WHAT YOU WILL DO: In the records below, count every line containing "this". Reply with the number only.

SOURCE DATA:
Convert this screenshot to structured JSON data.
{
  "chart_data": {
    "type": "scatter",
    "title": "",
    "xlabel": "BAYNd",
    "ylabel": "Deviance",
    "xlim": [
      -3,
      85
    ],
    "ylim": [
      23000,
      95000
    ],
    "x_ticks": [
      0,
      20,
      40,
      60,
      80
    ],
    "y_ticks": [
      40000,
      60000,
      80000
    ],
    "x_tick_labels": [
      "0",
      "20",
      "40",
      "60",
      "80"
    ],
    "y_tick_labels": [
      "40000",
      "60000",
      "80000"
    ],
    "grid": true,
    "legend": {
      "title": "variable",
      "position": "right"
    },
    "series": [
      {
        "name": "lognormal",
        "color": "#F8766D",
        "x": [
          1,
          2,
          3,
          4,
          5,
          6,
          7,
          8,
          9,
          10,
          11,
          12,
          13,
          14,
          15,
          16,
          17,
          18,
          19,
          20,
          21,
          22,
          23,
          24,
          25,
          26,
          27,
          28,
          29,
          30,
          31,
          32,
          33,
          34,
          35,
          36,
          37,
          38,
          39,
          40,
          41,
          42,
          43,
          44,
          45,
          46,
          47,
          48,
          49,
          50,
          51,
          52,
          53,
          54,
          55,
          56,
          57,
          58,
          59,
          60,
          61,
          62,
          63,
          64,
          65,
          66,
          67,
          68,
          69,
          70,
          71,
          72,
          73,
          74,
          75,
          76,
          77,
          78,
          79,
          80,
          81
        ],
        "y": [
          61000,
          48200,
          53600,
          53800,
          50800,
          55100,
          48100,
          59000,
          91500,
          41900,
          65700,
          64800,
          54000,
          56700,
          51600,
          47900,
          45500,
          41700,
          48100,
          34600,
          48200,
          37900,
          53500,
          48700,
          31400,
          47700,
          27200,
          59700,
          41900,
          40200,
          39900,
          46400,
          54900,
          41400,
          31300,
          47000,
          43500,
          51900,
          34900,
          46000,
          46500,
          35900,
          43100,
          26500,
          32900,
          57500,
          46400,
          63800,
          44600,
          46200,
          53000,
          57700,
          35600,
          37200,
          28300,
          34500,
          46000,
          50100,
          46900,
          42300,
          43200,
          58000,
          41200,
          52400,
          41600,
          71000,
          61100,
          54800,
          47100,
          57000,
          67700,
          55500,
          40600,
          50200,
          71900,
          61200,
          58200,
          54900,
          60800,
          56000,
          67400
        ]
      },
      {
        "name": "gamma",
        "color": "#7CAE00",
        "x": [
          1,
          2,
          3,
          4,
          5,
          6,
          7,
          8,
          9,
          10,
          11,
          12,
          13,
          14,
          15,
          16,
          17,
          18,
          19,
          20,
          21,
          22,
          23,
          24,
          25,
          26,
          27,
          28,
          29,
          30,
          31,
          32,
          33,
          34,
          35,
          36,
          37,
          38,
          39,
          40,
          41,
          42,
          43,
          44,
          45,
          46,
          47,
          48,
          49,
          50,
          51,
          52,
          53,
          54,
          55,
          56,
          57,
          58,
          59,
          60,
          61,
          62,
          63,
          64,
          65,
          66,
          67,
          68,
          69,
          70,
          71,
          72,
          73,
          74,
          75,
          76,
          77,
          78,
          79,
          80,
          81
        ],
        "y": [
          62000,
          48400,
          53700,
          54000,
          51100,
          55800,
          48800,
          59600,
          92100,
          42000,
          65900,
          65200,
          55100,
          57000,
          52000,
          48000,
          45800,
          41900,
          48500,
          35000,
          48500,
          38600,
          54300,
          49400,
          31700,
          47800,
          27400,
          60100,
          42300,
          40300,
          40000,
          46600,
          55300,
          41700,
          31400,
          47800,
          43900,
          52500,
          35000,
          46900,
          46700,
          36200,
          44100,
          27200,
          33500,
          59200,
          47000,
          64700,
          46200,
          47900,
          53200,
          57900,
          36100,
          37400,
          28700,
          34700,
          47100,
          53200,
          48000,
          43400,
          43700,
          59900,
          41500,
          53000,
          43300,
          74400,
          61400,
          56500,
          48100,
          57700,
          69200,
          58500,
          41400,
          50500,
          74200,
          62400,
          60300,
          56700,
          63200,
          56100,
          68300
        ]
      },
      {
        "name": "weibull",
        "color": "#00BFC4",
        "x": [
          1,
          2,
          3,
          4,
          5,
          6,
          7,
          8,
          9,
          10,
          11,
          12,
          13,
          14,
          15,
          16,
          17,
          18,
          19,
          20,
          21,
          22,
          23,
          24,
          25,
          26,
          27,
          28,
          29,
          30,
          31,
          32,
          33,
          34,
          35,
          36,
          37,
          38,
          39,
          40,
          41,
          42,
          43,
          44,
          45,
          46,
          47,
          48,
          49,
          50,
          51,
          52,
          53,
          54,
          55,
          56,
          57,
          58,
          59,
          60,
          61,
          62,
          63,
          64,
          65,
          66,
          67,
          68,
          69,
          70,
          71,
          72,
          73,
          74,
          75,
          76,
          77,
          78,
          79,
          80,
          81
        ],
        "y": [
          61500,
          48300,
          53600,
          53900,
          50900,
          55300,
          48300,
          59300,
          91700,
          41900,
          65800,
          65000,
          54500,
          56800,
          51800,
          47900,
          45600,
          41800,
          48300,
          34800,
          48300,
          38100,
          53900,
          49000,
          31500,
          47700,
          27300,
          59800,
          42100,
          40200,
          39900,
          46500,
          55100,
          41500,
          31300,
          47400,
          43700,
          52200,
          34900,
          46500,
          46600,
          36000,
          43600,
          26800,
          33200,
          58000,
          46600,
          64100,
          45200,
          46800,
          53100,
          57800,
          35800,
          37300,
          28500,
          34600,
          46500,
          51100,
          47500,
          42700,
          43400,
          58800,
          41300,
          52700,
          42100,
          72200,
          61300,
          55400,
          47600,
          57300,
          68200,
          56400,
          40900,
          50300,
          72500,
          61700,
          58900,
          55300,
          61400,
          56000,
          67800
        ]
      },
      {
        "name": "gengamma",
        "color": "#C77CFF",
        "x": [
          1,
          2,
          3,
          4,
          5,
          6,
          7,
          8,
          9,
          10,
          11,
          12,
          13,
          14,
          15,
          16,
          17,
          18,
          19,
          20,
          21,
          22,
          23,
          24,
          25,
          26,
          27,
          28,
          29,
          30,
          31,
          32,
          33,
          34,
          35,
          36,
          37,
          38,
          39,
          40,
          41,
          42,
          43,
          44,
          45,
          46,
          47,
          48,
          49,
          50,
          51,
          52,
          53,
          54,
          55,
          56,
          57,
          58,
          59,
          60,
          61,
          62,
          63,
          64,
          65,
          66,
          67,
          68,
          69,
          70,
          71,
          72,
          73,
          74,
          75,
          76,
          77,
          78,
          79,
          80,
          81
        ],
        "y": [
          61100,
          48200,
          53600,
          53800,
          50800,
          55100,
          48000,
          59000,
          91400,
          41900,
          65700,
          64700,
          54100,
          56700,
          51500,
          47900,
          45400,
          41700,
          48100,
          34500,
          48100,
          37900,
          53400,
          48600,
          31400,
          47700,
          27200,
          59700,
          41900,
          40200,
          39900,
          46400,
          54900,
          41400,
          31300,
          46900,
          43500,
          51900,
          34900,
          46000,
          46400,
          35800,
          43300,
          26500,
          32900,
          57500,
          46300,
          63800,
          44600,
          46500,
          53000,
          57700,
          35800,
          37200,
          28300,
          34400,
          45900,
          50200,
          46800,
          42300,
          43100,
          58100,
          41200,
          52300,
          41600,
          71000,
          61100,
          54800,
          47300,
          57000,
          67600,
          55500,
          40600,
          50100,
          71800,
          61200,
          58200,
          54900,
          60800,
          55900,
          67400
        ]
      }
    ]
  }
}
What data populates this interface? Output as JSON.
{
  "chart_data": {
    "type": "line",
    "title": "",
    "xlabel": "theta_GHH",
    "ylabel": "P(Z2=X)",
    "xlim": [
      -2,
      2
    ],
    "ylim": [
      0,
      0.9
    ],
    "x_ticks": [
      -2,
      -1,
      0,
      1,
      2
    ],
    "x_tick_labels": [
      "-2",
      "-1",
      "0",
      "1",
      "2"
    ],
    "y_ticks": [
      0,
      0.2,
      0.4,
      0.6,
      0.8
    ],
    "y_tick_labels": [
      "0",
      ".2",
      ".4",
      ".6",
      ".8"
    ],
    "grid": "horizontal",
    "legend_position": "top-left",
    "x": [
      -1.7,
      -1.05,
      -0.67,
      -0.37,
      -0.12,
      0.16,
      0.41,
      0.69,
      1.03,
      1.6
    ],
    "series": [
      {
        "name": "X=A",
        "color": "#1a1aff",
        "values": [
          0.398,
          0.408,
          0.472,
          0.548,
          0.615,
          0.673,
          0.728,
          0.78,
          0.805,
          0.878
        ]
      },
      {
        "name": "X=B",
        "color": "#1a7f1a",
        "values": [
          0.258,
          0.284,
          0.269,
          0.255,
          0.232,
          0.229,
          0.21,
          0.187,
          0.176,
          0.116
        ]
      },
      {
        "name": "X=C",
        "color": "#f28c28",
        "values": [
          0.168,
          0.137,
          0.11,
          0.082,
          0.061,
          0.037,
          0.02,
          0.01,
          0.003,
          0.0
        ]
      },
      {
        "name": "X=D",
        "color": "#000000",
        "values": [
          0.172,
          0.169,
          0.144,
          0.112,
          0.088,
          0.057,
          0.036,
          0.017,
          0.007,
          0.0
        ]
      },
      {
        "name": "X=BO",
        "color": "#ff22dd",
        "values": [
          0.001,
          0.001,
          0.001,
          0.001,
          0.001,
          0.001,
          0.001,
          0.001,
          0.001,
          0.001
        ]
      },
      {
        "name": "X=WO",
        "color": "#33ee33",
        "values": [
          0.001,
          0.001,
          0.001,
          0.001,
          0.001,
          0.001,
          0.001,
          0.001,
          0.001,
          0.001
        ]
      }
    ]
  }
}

EXPECTED ANSWER: 2